TEXT BLOCK
-.-.-
By Emily Whalen
Best Defense guest columnist
Prime Minister Sharif and his deputies, whether they admit it or not, are worried about Balochistan, Pakistan’s restive western province. Baloch separatists are striking construction projects and police checkpoints with increasing frequency. Law and order seem to have a progressively weaker hold on the region.
That’s especially significant because Balochistan is rich in resources and covers some of Pakistan’s most strategic geographic regions. It borders Iran, Afghanistan, and the Arabian Sea. The capital city, Quetta, lies along one main transit route to the Khyber Pass and controls other important overland highways. Yet the province remains one of the most undeveloped in Pakistan. Literacy rates in Balochistan fall far below Pakistan’s already dismal 58 percent: As of 2015, just 39 percent of men and 16 percent of women in Balochistan could read and write. Electrical power and water are insecure commodities for the average resident. Balochistan, in the words of Robert Wirsing, is “the area where the struggle for power between the Pakistani state and local tribal elites has been most apparent.”
As with so many of Pakistan’s concerns, conflict in Balochistan stems from the 1947 partition. The princely states that made up Balochistan, particularly the Khanate of Kalat, only hesitantly agreed to partition from India. Once independent, the fledgling Pakistani government faced a formidable Kalat insurgency, a serious strain on the new nation’s already strapped capacities. When parliament ratified revisions to the Pakistani constitution limiting provincial autonomy in 1962, the simmering Baloch separatist movement took up Kalat’s mantle. The Baloch Liberation Army (BLA) — which the European Union and the United States classify as a terrorist organization — and the Baloch Liberation Front (BLF), are the main actors, but separatist sentiment runs deep among many average Balochis.
Throughout 2014, Baloch separatist attacks increased as Baloch separatist leaders disappeared — presumably into ISI interrogation rooms (ISI is the Pakistani intelligence agency). By October of 2014, some 300,000 minorities fled Balochistan to avoid violence targeted against non-Baloch ethnic groups. In February of 2015, Prince Mohyuddin Baloch (prince of the former Kalat state and Baloch tribal chieftain) claimed in an interview with Dawn that the Pakistani government would lose control of Balochistan if it did not work with the Baloch people to find a solution to the conflict. Such a public statement was no doubt directed as much at the Balochi people as it was the Pakistani establishment.
-.-.-
RECORD EXTRACTS

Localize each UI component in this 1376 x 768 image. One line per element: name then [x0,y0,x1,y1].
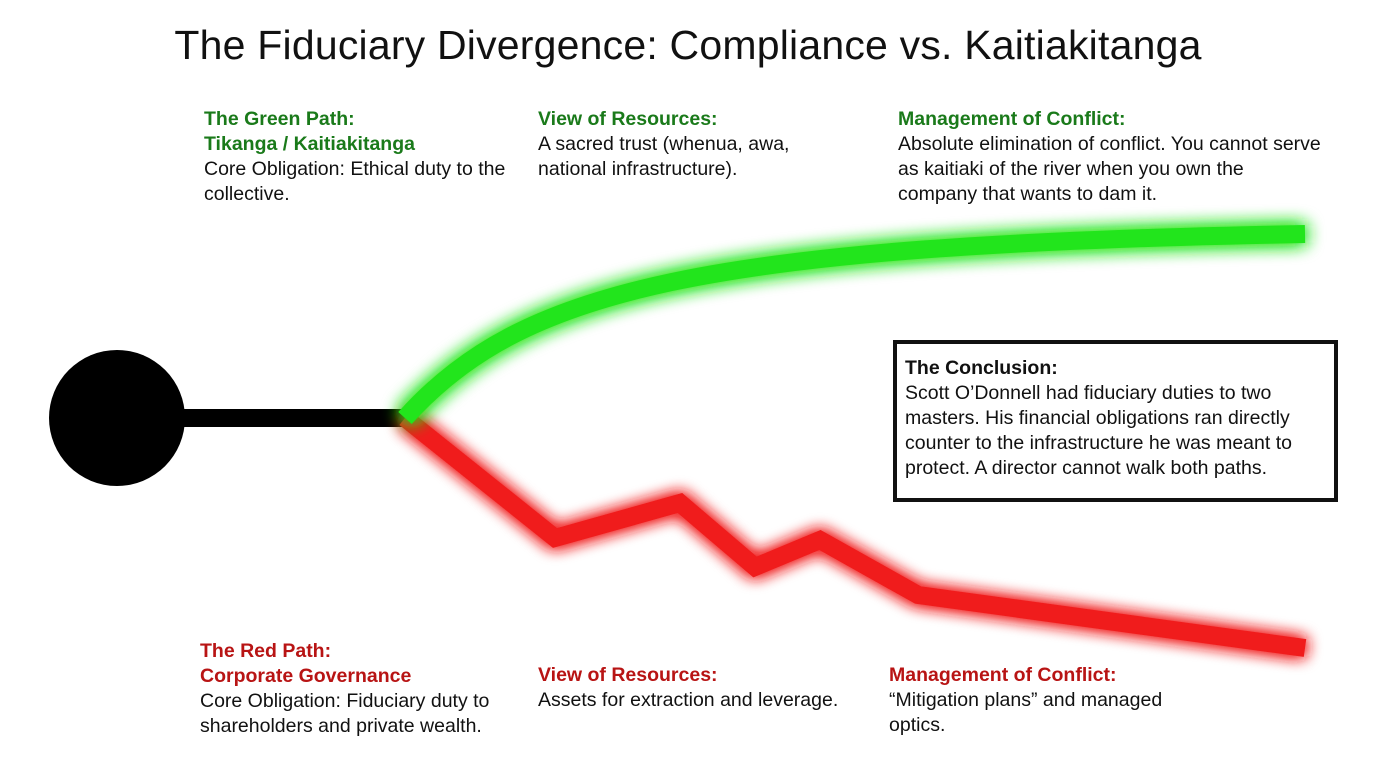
-.-.-
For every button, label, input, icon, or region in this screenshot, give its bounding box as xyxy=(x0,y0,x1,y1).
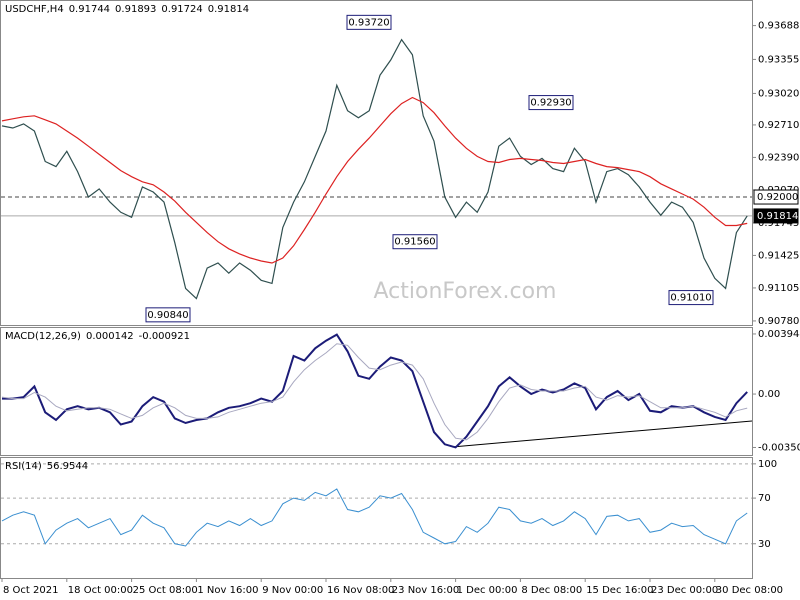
-.-.-
List every distinct year mentioned in the Balochistan article above, in the order each first appears.

SOLUTION FOR THIS EXERCISE
2015, 1947, 1962, 2014